## [Problem description]
Can you transcribe every record below exactly as it appears?

## [Records for the exercise]
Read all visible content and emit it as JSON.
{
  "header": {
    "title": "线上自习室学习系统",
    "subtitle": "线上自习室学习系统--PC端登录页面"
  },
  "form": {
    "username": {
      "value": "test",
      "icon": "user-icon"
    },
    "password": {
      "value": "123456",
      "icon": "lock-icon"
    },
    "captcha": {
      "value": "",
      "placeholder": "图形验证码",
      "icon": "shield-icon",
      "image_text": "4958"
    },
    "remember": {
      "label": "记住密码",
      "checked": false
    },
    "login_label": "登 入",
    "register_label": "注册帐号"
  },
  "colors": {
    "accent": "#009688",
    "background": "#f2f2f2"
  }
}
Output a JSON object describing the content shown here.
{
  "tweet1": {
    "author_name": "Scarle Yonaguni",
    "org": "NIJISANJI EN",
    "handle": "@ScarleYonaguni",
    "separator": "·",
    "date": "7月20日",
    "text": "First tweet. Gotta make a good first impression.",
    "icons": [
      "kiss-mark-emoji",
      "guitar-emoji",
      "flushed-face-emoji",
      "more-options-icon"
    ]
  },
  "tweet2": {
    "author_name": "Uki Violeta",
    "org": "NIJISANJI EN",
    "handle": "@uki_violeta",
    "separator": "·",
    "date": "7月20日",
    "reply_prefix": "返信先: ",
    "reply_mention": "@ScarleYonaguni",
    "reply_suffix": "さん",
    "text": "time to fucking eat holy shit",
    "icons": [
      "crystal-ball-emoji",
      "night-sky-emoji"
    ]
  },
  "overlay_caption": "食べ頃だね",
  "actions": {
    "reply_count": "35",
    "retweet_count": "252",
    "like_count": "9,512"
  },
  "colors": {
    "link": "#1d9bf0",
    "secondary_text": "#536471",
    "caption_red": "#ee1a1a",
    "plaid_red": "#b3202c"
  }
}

## [Result of the exercise]
Read all visible content and emit it as JSON.
{
  "header": {
    "title": "线上自习室学习系统",
    "subtitle": "线上自习室学习系统--PC端登录页面"
  },
  "form": {
    "username": {
      "value": "test",
      "icon": "user-icon"
    },
    "password": {
      "value": "123456",
      "icon": "lock-icon"
    },
    "captcha": {
      "value": "",
      "placeholder": "图形验证码",
      "icon": "shield-icon",
      "image_text": "4958"
    },
    "remember": {
      "label": "记住密码",
      "checked": false
    },
    "login_label": "登 入",
    "register_label": "注册帐号"
  },
  "colors": {
    "accent": "#009688",
    "background": "#f2f2f2"
  }
}
Output a JSON object describing the content shown here.
{
  "tweet1": {
    "author_name": "Scarle Yonaguni",
    "org": "NIJISANJI EN",
    "handle": "@ScarleYonaguni",
    "separator": "·",
    "date": "7月20日",
    "text": "First tweet. Gotta make a good first impression.",
    "icons": [
      "kiss-mark-emoji",
      "guitar-emoji",
      "flushed-face-emoji",
      "more-options-icon"
    ]
  },
  "tweet2": {
    "author_name": "Uki Violeta",
    "org": "NIJISANJI EN",
    "handle": "@uki_violeta",
    "separator": "·",
    "date": "7月20日",
    "reply_prefix": "返信先: ",
    "reply_mention": "@ScarleYonaguni",
    "reply_suffix": "さん",
    "text": "time to fucking eat holy shit",
    "icons": [
      "crystal-ball-emoji",
      "night-sky-emoji"
    ]
  },
  "overlay_caption": "食べ頃だね",
  "actions": {
    "reply_count": "35",
    "retweet_count": "252",
    "like_count": "9,512"
  },
  "colors": {
    "link": "#1d9bf0",
    "secondary_text": "#536471",
    "caption_red": "#ee1a1a",
    "plaid_red": "#b3202c"
  }
}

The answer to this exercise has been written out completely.